____ Materials provided
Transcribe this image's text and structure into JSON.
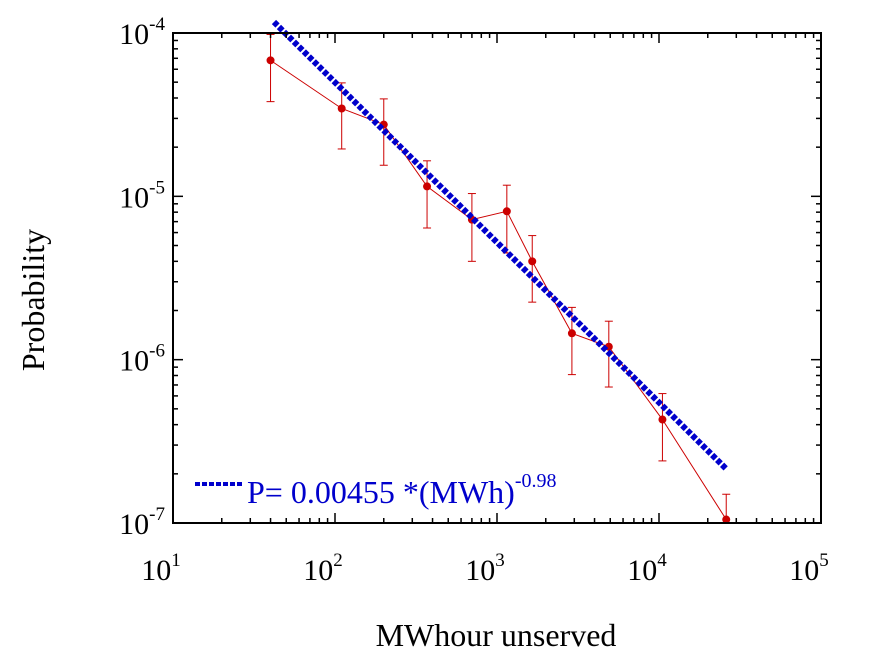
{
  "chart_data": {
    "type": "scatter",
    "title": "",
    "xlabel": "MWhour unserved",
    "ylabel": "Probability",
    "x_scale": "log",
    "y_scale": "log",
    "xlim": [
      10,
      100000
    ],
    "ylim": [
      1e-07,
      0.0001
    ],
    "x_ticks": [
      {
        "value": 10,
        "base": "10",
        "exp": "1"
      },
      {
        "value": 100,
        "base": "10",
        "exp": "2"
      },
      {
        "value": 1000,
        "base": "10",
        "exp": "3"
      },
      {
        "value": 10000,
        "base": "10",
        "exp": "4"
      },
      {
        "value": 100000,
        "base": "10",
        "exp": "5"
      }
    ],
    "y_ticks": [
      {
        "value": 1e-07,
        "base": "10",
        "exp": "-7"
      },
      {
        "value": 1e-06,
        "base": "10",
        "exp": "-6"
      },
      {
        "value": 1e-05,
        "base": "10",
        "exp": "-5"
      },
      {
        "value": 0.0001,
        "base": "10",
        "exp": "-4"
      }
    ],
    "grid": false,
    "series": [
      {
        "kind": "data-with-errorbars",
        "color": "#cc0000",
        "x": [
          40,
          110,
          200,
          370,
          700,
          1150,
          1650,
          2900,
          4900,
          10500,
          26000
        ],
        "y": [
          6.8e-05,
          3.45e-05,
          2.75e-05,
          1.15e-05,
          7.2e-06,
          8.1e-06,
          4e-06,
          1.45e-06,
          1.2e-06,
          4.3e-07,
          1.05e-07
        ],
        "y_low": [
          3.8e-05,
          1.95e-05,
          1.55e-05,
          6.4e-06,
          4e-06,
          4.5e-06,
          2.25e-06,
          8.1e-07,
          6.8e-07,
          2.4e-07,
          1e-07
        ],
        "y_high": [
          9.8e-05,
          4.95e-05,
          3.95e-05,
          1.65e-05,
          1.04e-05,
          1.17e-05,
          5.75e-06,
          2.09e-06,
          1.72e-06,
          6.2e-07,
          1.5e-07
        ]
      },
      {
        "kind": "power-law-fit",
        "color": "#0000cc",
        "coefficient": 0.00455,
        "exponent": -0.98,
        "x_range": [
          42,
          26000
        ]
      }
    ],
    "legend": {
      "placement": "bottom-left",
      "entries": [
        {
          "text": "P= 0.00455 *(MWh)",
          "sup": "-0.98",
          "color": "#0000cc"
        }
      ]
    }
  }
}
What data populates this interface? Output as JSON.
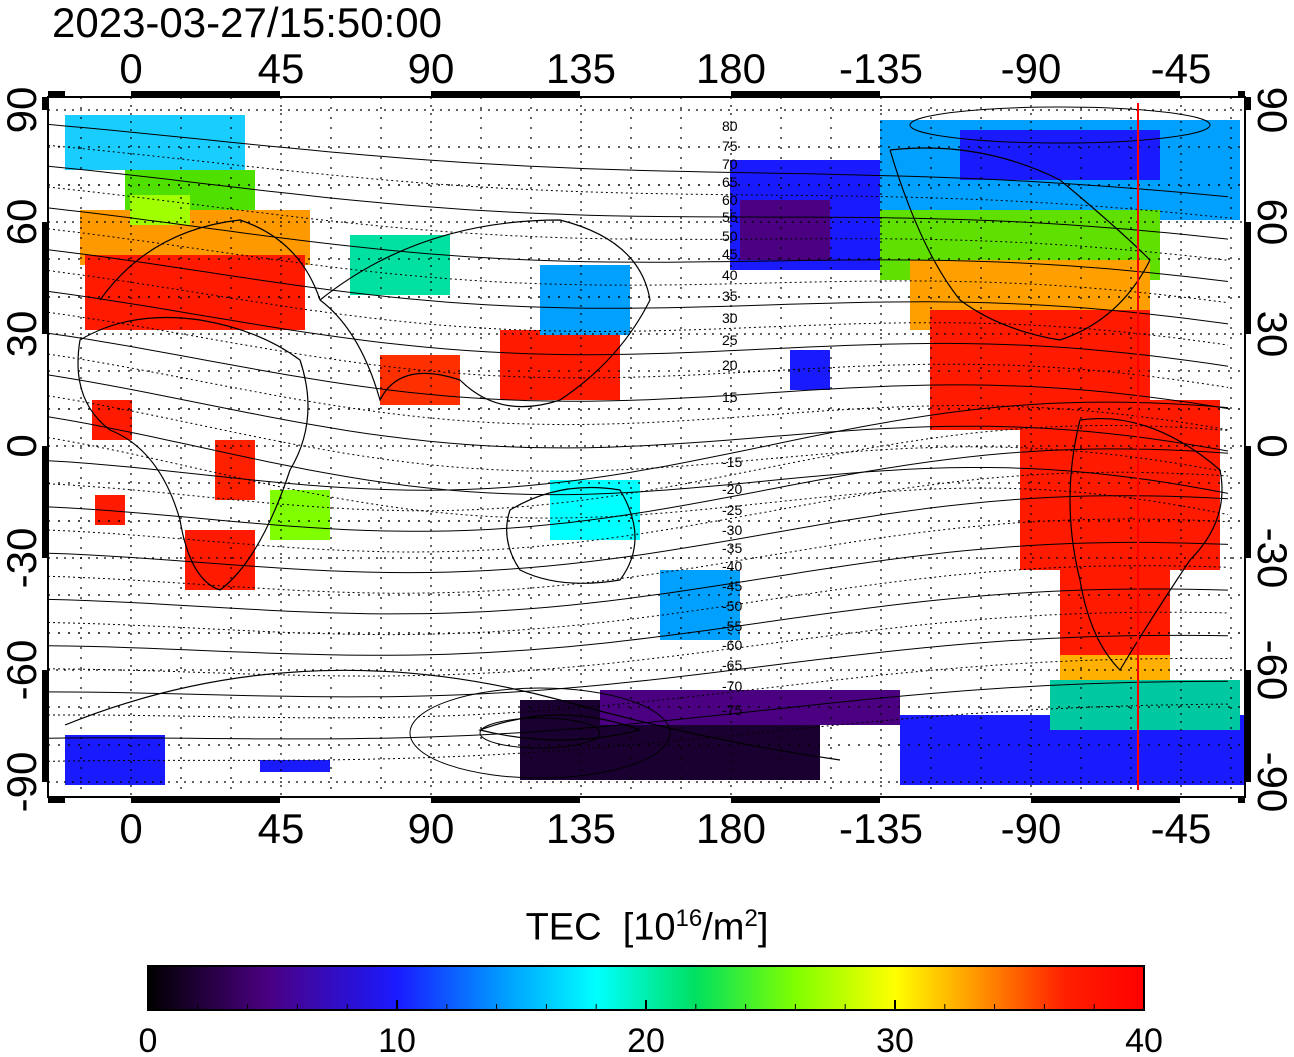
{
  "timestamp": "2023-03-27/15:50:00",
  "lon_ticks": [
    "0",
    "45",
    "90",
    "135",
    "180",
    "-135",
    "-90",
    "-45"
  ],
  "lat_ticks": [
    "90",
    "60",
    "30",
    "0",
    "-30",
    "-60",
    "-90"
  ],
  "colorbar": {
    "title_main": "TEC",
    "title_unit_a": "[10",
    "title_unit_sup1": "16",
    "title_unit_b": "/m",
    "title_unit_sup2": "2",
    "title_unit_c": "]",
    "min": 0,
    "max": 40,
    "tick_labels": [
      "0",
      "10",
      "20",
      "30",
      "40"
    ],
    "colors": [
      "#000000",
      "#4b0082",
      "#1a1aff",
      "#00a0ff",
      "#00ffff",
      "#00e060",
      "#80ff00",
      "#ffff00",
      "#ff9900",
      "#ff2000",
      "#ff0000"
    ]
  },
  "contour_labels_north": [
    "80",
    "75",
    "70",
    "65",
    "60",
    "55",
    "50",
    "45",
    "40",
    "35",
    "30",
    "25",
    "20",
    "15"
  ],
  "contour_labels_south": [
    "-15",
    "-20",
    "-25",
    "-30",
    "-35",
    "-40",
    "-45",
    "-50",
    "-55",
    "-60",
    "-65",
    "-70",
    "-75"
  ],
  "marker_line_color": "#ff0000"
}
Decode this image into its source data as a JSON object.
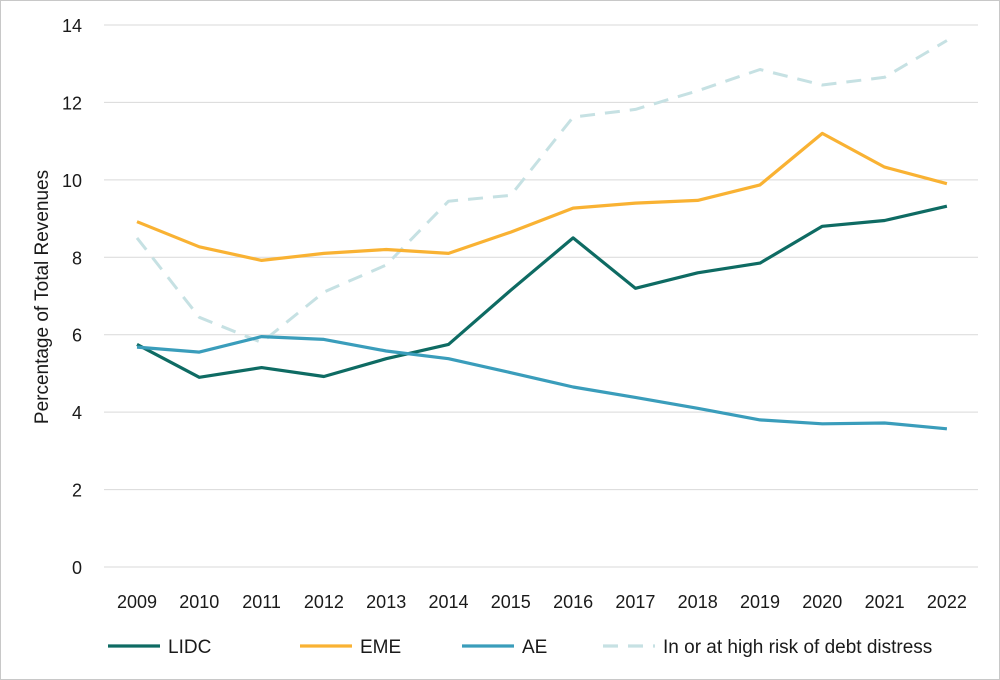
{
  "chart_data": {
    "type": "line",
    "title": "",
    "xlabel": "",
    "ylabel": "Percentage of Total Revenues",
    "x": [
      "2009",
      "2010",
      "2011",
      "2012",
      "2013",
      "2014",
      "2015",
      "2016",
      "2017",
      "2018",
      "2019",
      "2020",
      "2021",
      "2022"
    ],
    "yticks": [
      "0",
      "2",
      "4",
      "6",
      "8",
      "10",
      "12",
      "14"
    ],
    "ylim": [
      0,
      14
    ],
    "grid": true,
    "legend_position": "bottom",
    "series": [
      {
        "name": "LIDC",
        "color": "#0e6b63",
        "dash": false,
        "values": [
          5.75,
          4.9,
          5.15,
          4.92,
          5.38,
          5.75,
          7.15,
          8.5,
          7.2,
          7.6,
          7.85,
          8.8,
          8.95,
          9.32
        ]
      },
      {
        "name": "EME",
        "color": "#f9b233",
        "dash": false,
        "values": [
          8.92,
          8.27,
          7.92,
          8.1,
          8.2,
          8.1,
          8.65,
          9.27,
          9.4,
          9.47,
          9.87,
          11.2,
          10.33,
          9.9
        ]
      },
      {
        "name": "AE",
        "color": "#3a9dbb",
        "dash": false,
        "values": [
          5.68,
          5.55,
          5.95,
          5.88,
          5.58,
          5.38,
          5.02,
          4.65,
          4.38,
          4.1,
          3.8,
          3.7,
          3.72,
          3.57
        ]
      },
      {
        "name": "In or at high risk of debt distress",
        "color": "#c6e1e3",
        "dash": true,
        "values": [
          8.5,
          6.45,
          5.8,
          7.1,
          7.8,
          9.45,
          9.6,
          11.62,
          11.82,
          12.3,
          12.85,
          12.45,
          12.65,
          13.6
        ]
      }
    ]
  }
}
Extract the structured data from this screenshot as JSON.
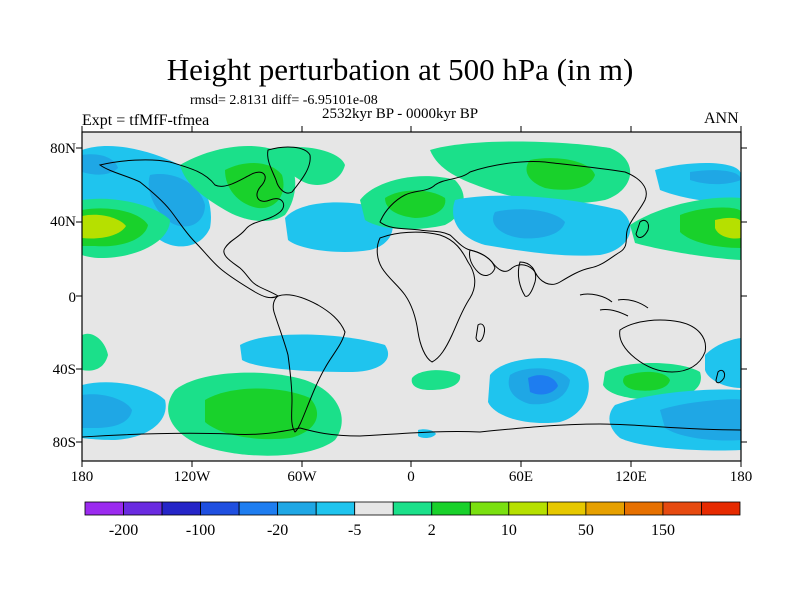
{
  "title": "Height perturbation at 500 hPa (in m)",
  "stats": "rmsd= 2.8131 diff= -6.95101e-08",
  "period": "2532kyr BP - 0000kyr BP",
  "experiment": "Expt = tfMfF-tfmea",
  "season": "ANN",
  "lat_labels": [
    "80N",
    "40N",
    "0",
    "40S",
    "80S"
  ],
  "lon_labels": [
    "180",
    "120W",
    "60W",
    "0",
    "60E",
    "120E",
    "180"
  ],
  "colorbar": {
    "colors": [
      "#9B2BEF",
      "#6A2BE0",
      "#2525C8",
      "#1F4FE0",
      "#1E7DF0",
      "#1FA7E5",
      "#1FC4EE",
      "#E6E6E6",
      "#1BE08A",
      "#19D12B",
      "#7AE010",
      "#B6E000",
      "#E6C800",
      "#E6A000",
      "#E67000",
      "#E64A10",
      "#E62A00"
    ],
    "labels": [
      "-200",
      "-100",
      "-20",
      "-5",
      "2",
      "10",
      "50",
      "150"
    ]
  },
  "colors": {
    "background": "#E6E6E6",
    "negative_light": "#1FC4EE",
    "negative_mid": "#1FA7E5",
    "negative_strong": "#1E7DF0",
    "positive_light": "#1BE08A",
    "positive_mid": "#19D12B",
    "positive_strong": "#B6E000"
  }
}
________
* [Written instruction]: Can you restate all the records above word for word while dropping the pictures?

* [Exercise output]:
Transcribe this image's text and structure into JSON.
{
  "chart_data": {
    "type": "scatter",
    "title": "",
    "xlabel": "MWhour unserved",
    "ylabel": "Probability",
    "x_scale": "log",
    "y_scale": "log",
    "xlim": [
      10,
      100000
    ],
    "ylim": [
      1e-07,
      0.0001
    ],
    "x_ticks": [
      {
        "value": 10,
        "base": "10",
        "exp": "1"
      },
      {
        "value": 100,
        "base": "10",
        "exp": "2"
      },
      {
        "value": 1000,
        "base": "10",
        "exp": "3"
      },
      {
        "value": 10000,
        "base": "10",
        "exp": "4"
      },
      {
        "value": 100000,
        "base": "10",
        "exp": "5"
      }
    ],
    "y_ticks": [
      {
        "value": 1e-07,
        "base": "10",
        "exp": "-7"
      },
      {
        "value": 1e-06,
        "base": "10",
        "exp": "-6"
      },
      {
        "value": 1e-05,
        "base": "10",
        "exp": "-5"
      },
      {
        "value": 0.0001,
        "base": "10",
        "exp": "-4"
      }
    ],
    "grid": false,
    "series": [
      {
        "kind": "data-with-errorbars",
        "color": "#cc0000",
        "x": [
          40,
          110,
          200,
          370,
          700,
          1150,
          1650,
          2900,
          4900,
          10500,
          26000
        ],
        "y": [
          6.8e-05,
          3.45e-05,
          2.75e-05,
          1.15e-05,
          7.2e-06,
          8.1e-06,
          4e-06,
          1.45e-06,
          1.2e-06,
          4.3e-07,
          1.05e-07
        ],
        "y_low": [
          3.8e-05,
          1.95e-05,
          1.55e-05,
          6.4e-06,
          4e-06,
          4.5e-06,
          2.25e-06,
          8.1e-07,
          6.8e-07,
          2.4e-07,
          1e-07
        ],
        "y_high": [
          9.8e-05,
          4.95e-05,
          3.95e-05,
          1.65e-05,
          1.04e-05,
          1.17e-05,
          5.75e-06,
          2.09e-06,
          1.72e-06,
          6.2e-07,
          1.5e-07
        ]
      },
      {
        "kind": "power-law-fit",
        "color": "#0000cc",
        "coefficient": 0.00455,
        "exponent": -0.98,
        "x_range": [
          42,
          26000
        ]
      }
    ],
    "legend": {
      "placement": "bottom-left",
      "entries": [
        {
          "text": "P= 0.00455 *(MWh)",
          "sup": "-0.98",
          "color": "#0000cc"
        }
      ]
    }
  }
}
What data populates this interface? Output as JSON.
{
  "timestamp": "2023-03-27/15:50:00",
  "lon_ticks": [
    "0",
    "45",
    "90",
    "135",
    "180",
    "-135",
    "-90",
    "-45"
  ],
  "lat_ticks": [
    "90",
    "60",
    "30",
    "0",
    "-30",
    "-60",
    "-90"
  ],
  "colorbar": {
    "title_main": "TEC",
    "title_unit_a": "[10",
    "title_unit_sup1": "16",
    "title_unit_b": "/m",
    "title_unit_sup2": "2",
    "title_unit_c": "]",
    "min": 0,
    "max": 40,
    "tick_labels": [
      "0",
      "10",
      "20",
      "30",
      "40"
    ],
    "colors": [
      "#000000",
      "#4b0082",
      "#1a1aff",
      "#00a0ff",
      "#00ffff",
      "#00e060",
      "#80ff00",
      "#ffff00",
      "#ff9900",
      "#ff2000",
      "#ff0000"
    ]
  },
  "contour_labels_north": [
    "80",
    "75",
    "70",
    "65",
    "60",
    "55",
    "50",
    "45",
    "40",
    "35",
    "30",
    "25",
    "20",
    "15"
  ],
  "contour_labels_south": [
    "-15",
    "-20",
    "-25",
    "-30",
    "-35",
    "-40",
    "-45",
    "-50",
    "-55",
    "-60",
    "-65",
    "-70",
    "-75"
  ],
  "marker_line_color": "#ff0000"
}
Decode this image into its source data as a JSON object.
{
  "chart_data": {
    "type": "line",
    "title": "",
    "xlabel": "",
    "ylabel": "Percentage of Total Revenues",
    "x": [
      "2009",
      "2010",
      "2011",
      "2012",
      "2013",
      "2014",
      "2015",
      "2016",
      "2017",
      "2018",
      "2019",
      "2020",
      "2021",
      "2022"
    ],
    "yticks": [
      "0",
      "2",
      "4",
      "6",
      "8",
      "10",
      "12",
      "14"
    ],
    "ylim": [
      0,
      14
    ],
    "grid": true,
    "legend_position": "bottom",
    "series": [
      {
        "name": "LIDC",
        "color": "#0e6b63",
        "dash": false,
        "values": [
          5.75,
          4.9,
          5.15,
          4.92,
          5.38,
          5.75,
          7.15,
          8.5,
          7.2,
          7.6,
          7.85,
          8.8,
          8.95,
          9.32
        ]
      },
      {
        "name": "EME",
        "color": "#f9b233",
        "dash": false,
        "values": [
          8.92,
          8.27,
          7.92,
          8.1,
          8.2,
          8.1,
          8.65,
          9.27,
          9.4,
          9.47,
          9.87,
          11.2,
          10.33,
          9.9
        ]
      },
      {
        "name": "AE",
        "color": "#3a9dbb",
        "dash": false,
        "values": [
          5.68,
          5.55,
          5.95,
          5.88,
          5.58,
          5.38,
          5.02,
          4.65,
          4.38,
          4.1,
          3.8,
          3.7,
          3.72,
          3.57
        ]
      },
      {
        "name": "In or at high risk of debt distress",
        "color": "#c6e1e3",
        "dash": true,
        "values": [
          8.5,
          6.45,
          5.8,
          7.1,
          7.8,
          9.45,
          9.6,
          11.62,
          11.82,
          12.3,
          12.85,
          12.45,
          12.65,
          13.6
        ]
      }
    ]
  }
}
Extract the structured data from this screenshot as JSON.
{
  "title": "Height perturbation at 500 hPa (in m)",
  "stats": "rmsd= 2.8131 diff= -6.95101e-08",
  "period": "2532kyr BP - 0000kyr BP",
  "experiment": "Expt = tfMfF-tfmea",
  "season": "ANN",
  "lat_labels": [
    "80N",
    "40N",
    "0",
    "40S",
    "80S"
  ],
  "lon_labels": [
    "180",
    "120W",
    "60W",
    "0",
    "60E",
    "120E",
    "180"
  ],
  "colorbar": {
    "colors": [
      "#9B2BEF",
      "#6A2BE0",
      "#2525C8",
      "#1F4FE0",
      "#1E7DF0",
      "#1FA7E5",
      "#1FC4EE",
      "#E6E6E6",
      "#1BE08A",
      "#19D12B",
      "#7AE010",
      "#B6E000",
      "#E6C800",
      "#E6A000",
      "#E67000",
      "#E64A10",
      "#E62A00"
    ],
    "labels": [
      "-200",
      "-100",
      "-20",
      "-5",
      "2",
      "10",
      "50",
      "150"
    ]
  },
  "colors": {
    "background": "#E6E6E6",
    "negative_light": "#1FC4EE",
    "negative_mid": "#1FA7E5",
    "negative_strong": "#1E7DF0",
    "positive_light": "#1BE08A",
    "positive_mid": "#19D12B",
    "positive_strong": "#B6E000"
  }
}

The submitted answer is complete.